Objective: Render the material, from its first line through the line containing "text-field[interactable]: AI Demo", as a JSON list of strings with one string per line and no blank lines.

Data:
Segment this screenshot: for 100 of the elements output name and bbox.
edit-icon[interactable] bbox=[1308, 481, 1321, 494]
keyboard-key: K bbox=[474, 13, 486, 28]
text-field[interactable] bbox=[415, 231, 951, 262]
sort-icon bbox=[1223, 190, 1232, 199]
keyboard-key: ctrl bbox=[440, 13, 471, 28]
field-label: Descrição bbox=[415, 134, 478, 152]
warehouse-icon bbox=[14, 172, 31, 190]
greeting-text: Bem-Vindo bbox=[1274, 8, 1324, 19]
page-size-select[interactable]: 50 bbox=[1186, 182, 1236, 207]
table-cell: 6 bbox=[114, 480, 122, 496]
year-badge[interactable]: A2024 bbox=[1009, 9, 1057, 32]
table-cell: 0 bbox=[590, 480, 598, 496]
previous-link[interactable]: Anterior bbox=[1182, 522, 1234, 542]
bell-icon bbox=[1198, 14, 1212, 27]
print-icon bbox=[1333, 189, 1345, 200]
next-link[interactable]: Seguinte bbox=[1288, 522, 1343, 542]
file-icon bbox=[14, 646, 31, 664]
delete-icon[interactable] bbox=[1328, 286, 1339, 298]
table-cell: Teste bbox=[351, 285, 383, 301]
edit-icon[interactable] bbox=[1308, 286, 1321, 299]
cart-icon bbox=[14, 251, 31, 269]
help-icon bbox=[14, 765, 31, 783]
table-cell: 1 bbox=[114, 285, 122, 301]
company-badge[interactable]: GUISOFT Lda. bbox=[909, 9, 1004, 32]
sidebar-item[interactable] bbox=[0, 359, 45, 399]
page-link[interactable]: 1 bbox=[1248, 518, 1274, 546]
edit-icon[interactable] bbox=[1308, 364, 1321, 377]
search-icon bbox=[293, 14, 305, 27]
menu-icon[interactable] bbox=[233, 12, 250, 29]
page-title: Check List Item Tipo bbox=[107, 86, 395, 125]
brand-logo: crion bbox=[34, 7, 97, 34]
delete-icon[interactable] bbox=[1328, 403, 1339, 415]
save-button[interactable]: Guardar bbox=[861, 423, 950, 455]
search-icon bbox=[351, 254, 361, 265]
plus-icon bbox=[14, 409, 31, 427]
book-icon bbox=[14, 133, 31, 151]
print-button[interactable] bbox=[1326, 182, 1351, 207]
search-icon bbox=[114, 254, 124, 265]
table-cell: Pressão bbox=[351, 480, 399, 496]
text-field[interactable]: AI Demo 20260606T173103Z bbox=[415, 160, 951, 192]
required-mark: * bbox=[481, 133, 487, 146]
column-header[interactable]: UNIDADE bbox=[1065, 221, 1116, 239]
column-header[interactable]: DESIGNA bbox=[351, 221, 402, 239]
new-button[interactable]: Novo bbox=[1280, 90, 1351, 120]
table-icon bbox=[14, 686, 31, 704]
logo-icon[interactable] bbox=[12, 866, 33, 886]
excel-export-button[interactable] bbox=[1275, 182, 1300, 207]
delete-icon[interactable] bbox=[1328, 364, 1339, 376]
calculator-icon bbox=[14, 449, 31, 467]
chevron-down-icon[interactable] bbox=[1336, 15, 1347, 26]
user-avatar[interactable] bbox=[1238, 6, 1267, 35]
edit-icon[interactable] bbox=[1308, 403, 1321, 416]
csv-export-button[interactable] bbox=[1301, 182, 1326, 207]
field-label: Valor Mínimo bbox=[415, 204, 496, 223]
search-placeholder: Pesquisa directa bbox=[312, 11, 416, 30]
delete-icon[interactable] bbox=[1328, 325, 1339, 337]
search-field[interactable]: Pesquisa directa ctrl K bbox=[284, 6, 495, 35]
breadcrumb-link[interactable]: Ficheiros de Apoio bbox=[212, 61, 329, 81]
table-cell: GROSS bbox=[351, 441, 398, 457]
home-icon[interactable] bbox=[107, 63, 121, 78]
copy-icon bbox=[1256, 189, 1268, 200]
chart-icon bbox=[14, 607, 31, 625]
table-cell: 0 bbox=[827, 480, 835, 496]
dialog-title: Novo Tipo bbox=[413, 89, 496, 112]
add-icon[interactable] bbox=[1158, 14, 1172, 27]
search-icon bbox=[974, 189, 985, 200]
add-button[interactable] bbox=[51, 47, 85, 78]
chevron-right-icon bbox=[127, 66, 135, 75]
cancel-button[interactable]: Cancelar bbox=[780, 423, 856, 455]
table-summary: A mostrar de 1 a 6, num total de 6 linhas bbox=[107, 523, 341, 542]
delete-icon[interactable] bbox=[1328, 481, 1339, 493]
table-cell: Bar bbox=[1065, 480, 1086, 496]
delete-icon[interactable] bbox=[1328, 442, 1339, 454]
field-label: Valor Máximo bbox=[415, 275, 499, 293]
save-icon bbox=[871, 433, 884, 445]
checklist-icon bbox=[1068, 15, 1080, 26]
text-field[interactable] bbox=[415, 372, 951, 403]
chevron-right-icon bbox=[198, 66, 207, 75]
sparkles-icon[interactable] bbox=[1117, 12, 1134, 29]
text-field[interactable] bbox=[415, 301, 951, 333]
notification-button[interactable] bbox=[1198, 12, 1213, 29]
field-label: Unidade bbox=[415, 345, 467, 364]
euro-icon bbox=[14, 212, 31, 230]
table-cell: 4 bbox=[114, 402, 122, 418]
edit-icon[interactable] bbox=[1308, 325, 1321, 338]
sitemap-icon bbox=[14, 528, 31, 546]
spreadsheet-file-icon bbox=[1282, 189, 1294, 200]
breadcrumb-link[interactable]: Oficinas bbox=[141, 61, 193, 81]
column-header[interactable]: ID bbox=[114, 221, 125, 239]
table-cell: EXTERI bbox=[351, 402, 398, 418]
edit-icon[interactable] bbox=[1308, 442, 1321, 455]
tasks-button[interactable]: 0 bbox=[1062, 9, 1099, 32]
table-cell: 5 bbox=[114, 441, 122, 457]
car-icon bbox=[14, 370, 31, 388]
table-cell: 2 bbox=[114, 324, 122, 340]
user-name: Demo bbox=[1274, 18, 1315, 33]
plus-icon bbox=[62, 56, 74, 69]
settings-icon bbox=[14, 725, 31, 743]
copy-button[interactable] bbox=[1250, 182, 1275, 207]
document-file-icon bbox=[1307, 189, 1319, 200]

Output of the exercise:
[
  "Segment this screenshot: for 100 of the elements output name and bbox.",
  "edit-icon[interactable] bbox=[1308, 481, 1321, 494]",
  "keyboard-key: K bbox=[474, 13, 486, 28]",
  "text-field[interactable] bbox=[415, 231, 951, 262]",
  "sort-icon bbox=[1223, 190, 1232, 199]",
  "keyboard-key: ctrl bbox=[440, 13, 471, 28]",
  "field-label: Descrição bbox=[415, 134, 478, 152]",
  "warehouse-icon bbox=[14, 172, 31, 190]",
  "greeting-text: Bem-Vindo bbox=[1274, 8, 1324, 19]",
  "page-size-select[interactable]: 50 bbox=[1186, 182, 1236, 207]",
  "table-cell: 6 bbox=[114, 480, 122, 496]",
  "year-badge[interactable]: A2024 bbox=[1009, 9, 1057, 32]",
  "table-cell: 0 bbox=[590, 480, 598, 496]",
  "previous-link[interactable]: Anterior bbox=[1182, 522, 1234, 542]",
  "bell-icon bbox=[1198, 14, 1212, 27]",
  "print-icon bbox=[1333, 189, 1345, 200]",
  "next-link[interactable]: Seguinte bbox=[1288, 522, 1343, 542]",
  "file-icon bbox=[14, 646, 31, 664]",
  "delete-icon[interactable] bbox=[1328, 286, 1339, 298]",
  "table-cell: Teste bbox=[351, 285, 383, 301]",
  "edit-icon[interactable] bbox=[1308, 286, 1321, 299]",
  "cart-icon bbox=[14, 251, 31, 269]",
  "help-icon bbox=[14, 765, 31, 783]",
  "table-cell: 1 bbox=[114, 285, 122, 301]",
  "company-badge[interactable]: GUISOFT Lda. bbox=[909, 9, 1004, 32]",
  "sidebar-item[interactable] bbox=[0, 359, 45, 399]",
  "page-link[interactable]: 1 bbox=[1248, 518, 1274, 546]",
  "edit-icon[interactable] bbox=[1308, 364, 1321, 377]",
  "search-icon bbox=[293, 14, 305, 27]",
  "menu-icon[interactable] bbox=[233, 12, 250, 29]",
  "page-title: Check List Item Tipo bbox=[107, 86, 395, 125]",
  "brand-logo: crion bbox=[34, 7, 97, 34]",
  "delete-icon[interactable] bbox=[1328, 403, 1339, 415]",
  "save-button[interactable]: Guardar bbox=[861, 423, 950, 455]",
  "search-icon bbox=[351, 254, 361, 265]",
  "plus-icon bbox=[14, 409, 31, 427]",
  "book-icon bbox=[14, 133, 31, 151]",
  "print-button[interactable] bbox=[1326, 182, 1351, 207]",
  "search-icon bbox=[114, 254, 124, 265]",
  "table-cell: Pressão bbox=[351, 480, 399, 496]",
  "text-field[interactable]: AI Demo 20260606T173103Z bbox=[415, 160, 951, 192]"
]